-- START --

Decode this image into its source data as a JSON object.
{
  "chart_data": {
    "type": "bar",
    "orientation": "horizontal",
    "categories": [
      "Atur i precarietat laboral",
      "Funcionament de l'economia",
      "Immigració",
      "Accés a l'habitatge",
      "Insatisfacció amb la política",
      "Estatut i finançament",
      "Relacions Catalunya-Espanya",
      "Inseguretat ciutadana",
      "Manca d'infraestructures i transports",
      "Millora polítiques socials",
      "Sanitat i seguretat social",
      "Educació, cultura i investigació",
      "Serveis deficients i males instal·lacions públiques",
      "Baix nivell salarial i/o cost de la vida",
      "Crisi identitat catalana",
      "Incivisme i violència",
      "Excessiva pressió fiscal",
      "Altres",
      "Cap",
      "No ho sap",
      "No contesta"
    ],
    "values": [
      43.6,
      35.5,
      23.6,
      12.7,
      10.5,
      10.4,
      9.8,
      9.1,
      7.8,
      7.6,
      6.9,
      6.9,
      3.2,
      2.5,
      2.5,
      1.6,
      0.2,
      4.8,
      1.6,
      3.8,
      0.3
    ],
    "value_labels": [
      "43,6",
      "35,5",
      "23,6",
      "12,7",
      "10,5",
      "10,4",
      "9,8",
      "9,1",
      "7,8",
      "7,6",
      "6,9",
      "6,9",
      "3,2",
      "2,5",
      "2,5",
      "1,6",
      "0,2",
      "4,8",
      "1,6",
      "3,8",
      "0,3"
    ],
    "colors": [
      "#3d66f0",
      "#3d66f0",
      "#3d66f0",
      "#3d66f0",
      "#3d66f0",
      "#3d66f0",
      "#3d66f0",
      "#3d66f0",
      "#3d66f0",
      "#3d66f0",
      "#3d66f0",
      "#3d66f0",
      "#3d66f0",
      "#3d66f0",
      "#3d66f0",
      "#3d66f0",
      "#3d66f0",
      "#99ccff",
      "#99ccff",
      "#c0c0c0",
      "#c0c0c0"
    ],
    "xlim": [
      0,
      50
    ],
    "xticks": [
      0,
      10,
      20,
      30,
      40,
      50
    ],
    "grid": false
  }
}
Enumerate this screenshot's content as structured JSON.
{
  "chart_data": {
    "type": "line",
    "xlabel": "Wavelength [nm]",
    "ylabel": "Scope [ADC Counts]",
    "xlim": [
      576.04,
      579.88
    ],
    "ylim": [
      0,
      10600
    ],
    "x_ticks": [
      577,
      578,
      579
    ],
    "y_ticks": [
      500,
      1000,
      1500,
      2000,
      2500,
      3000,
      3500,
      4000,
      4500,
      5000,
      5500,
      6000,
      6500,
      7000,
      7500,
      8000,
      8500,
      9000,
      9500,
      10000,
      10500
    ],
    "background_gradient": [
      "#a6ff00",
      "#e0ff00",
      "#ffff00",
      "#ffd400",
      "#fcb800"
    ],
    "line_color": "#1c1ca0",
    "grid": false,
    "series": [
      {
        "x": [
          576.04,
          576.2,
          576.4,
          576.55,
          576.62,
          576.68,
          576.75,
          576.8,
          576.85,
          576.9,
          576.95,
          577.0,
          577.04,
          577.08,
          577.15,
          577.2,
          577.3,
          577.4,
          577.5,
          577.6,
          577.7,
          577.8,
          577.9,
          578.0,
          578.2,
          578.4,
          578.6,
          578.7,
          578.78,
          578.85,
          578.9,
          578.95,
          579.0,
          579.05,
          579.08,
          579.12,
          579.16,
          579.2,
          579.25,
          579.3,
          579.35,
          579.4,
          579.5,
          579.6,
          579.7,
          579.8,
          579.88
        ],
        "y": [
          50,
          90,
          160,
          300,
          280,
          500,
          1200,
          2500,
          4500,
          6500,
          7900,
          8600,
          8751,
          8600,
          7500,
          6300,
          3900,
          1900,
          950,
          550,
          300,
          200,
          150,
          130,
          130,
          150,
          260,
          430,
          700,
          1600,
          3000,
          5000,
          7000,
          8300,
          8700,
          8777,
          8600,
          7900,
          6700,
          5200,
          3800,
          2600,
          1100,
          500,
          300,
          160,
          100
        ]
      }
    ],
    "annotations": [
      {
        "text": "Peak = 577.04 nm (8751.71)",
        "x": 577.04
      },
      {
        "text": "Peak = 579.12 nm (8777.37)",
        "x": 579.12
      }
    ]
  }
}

-- END --

• WHAT IS REQUIRED:
Extract lines where the string "this" occurs.

• FULL RESPONSE:
Decode this image into its source data as a JSON object.
Enumerate this screenshot's content as structured JSON.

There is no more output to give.